GIVEN INSTRUCTION
Return each line containing the string "text".

STORED DATA
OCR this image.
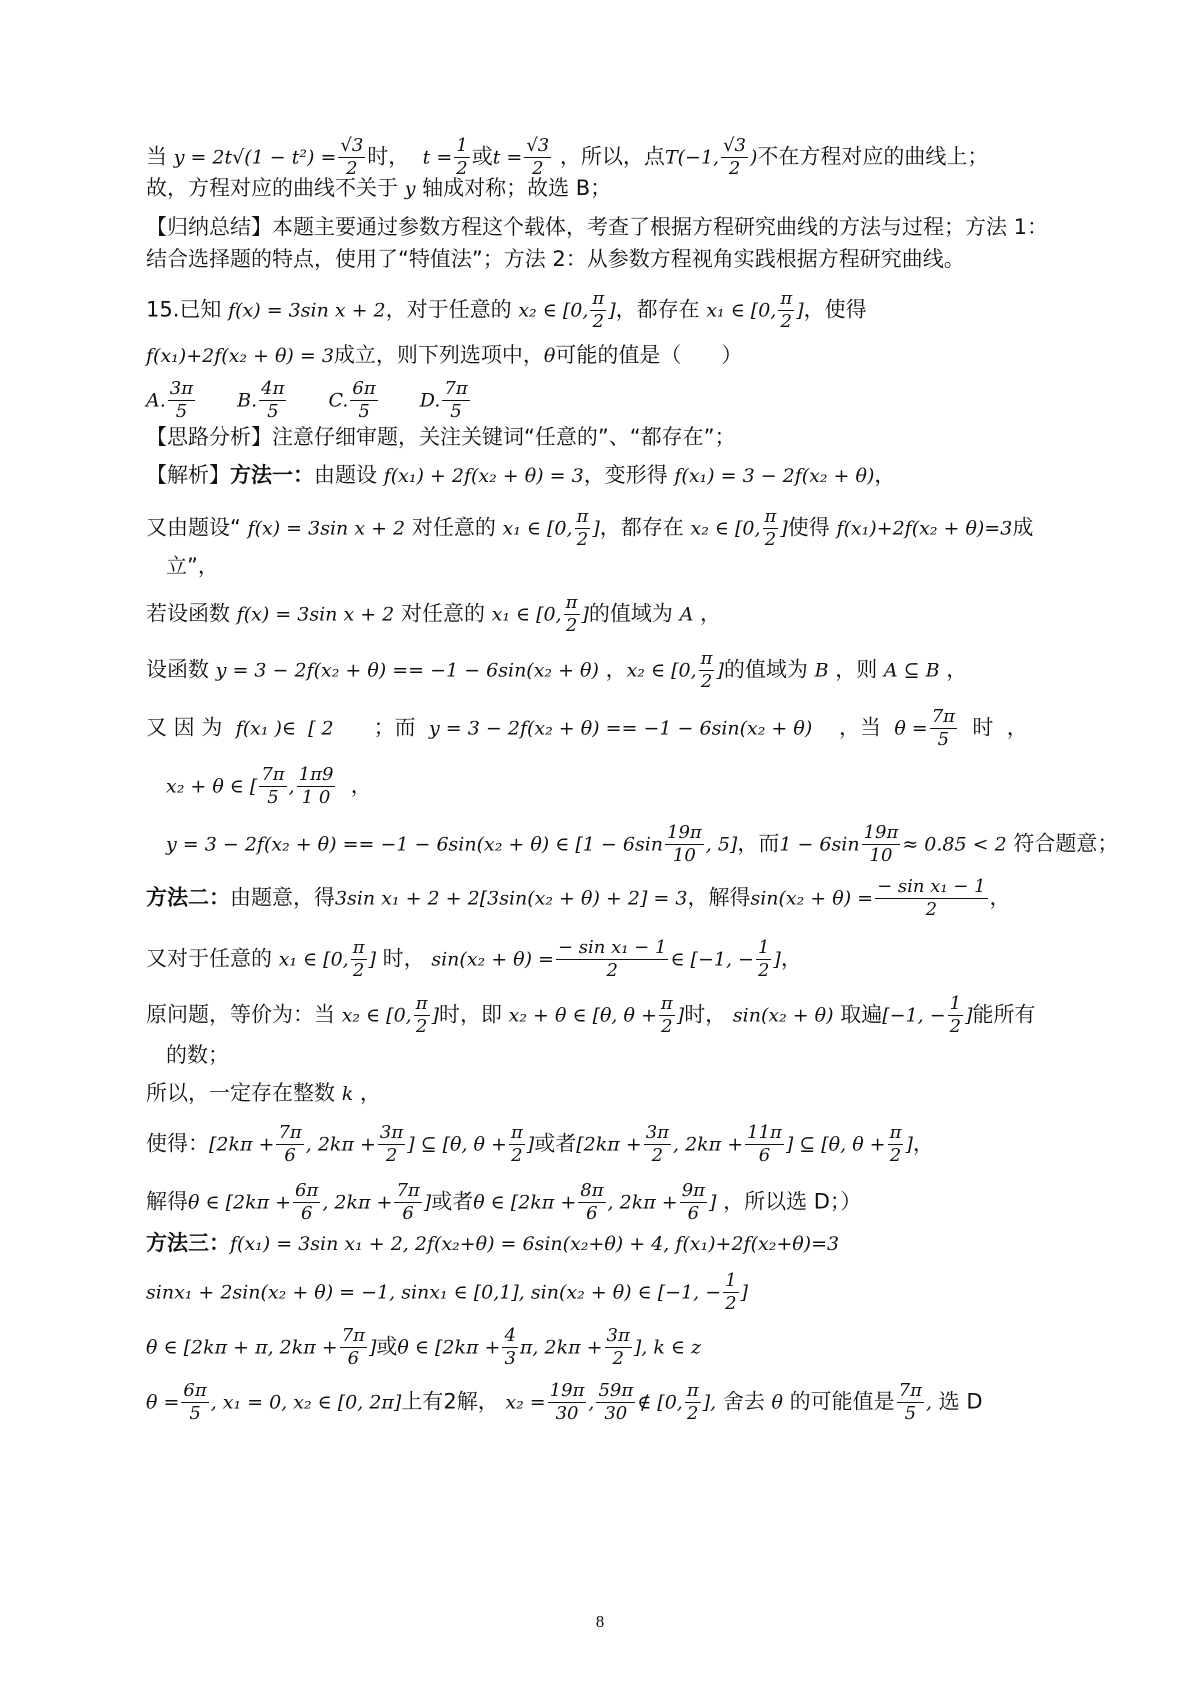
当 $y = 2t√(1 - t^2) = \frac{√3}{2}$ 时，  $t = \frac{1}{2}$ 或$t = \frac{√3}{2}$ ，所以，点T(−1, $\frac{√3}{2}$ )不在方程对应的曲线上；
故，方程对应的曲线不关于 y 轴成对称；故选 B；
【归纳总结】本题主要通过参数方程这个载体，考查了根据方程研究曲线的方法与过程；方法 1：
结合选择题的特点，使用了“特值法”；方法 2：从参数方程视角实践根据方程研究曲线。
15.已知 f(x) = 3sin x + 2，对于任意的 x₂ ∈ [0, $\frac{\pi}{2}$ ]，都存在 x₁ ∈ [0, $\frac{\pi}{2}$ ]，使得
f(x₁)+2f(x₂ + θ) = 3成立，则下列选项中，θ可能的值是（      ）
A. $\frac{3\pi}{5} B$. $\frac{4\pi}{5} C$. $\frac{6\pi}{5} D$. $\frac{7\pi}{5}$
【思路分析】注意仔细审题，关注关键词“任意的”、“都存在”；
【解析】方法一：由题设 f(x₁) + 2f(x₂ + θ) = 3，变形得 f(x₁) = 3 − 2f(x₂ + θ)，
又由题设“ f(x) = 3sin x + 2 对任意的 x₁ ∈ [0, $\frac{\pi}{2}$ ]，都存在 x₂ ∈ [0, $\frac{\pi}{2}$ ]使得 f(x₁)+2f(x₂ + θ)=3成
立”，
若设函数 f(x) = 3sin x + 2 对任意的 x₁ ∈ [0, $\frac{\pi}{2}$ ]的值域为 A ，
设函数 y = 3 − 2f(x₂ + θ) == −1 − 6sin(x₂ + θ) ，x₂ ∈ [0, $\frac{\pi}{2}$ ]的值域为 B ，则 A ⊆ B ，
又 因 为  f(x₁ )∈  [ 2      ；而  y = 3 − 2f(x₂ + θ) == −1 − 6sin(x₂ + θ)    ，当  $\theta = \frac{7\pi}{5}$ 时  ，
x₂ + θ ∈ [ $\frac{7\pi}{5}$ , $\frac{1\pi 9}{1 0}$ ，
y = 3 − 2f(x₂ + θ) == −1 − 6sin(x₂ + θ) ∈ [$1 - 6\sin \frac{19\pi}{10}$ , 5]，而$1 - 6\sin \frac{19\pi}{10} \approx 0.85 < 2$ 符合题意；
方法二：由题意，得3sin x₁ + 2 + 2[3sin(x₂ + θ) + 2] = 3，解得$\sin(x_2 + \theta) = \frac{\text{− sin x₁ − 1}}{2}$ ，
又对于任意的 x₁ ∈ [0, $\frac{\pi}{2}$ ] 时， $\sin(x_2 + \theta) = \frac{\text{− sin x₁ − 1}}{2}$ ∈ [−1, − $\frac{1}{2}$ ]，
原问题，等价为：当 x₂ ∈ [0, $\frac{\pi}{2}$ ]时，即 x₂ + θ ∈ [θ, $\theta + \frac{\pi}{2}$ ]时， sin(x₂ + θ) 取遍[−1, − $\frac{1}{2}$ ]能所有
的数；
所以，一定存在整数 k ，
使得：[$2k\pi + \frac{7\pi}{6}$ , $2k\pi + \frac{3\pi}{2}$ ] ⊆ [θ, $\theta + \frac{\pi}{2}$ ]或者[$2k\pi + \frac{3\pi}{2}$ , $2k\pi + \frac{11\pi}{6}$ ] ⊆ [θ, $\theta + \frac{\pi}{2}$ ]，
解得θ ∈ [$2k\pi + \frac{6\pi}{6}$ , $2k\pi + \frac{7\pi}{6}$ ]或者θ ∈ [$2k\pi + \frac{8\pi}{6}$ , $2k\pi + \frac{9\pi}{6}$ ] ，所以选 D；）
方法三：f(x₁) = 3sin x₁ + 2, 2f(x₂+θ) = 6sin(x₂+θ) + 4, f(x₁)+2f(x₂+θ)=3
sinx₁ + 2sin(x₂ + θ) = −1, sinx₁ ∈ [0,1], sin(x₂ + θ) ∈ [−1, − $\frac{1}{2}$ ]
θ ∈ [2kπ + π, $2k\pi + \frac{7\pi}{6}$ ]或θ ∈ [$2k\pi + \frac{4}{3} \pi$, $2k\pi + \frac{3\pi}{2}$ ], k ∈ z
$\theta = \frac{6\pi}{5}$ , x₁ = 0, x₂ ∈ [0, 2π]上有2解， $x_2 = \frac{19\pi}{30}$ , $\frac{59\pi}{30}$ ∉ [0, $\frac{\pi}{2}$ ], 舍去 θ 的可能值是 $\frac{7\pi}{5}$ , 选 D
8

CORRECT OUTPUT
方法二：由题意，得3sin x₁ + 2 + 2[3sin(x₂ + θ) + 2] = 3，解得$\sin(x_2 + \theta) = \frac{\text{− sin x₁ − 1}}{2}$ ，
又对于任意的 x₁ ∈ [0, $\frac{\pi}{2}$ ] 时， $\sin(x_2 + \theta) = \frac{\text{− sin x₁ − 1}}{2}$ ∈ [−1, − $\frac{1}{2}$ ]，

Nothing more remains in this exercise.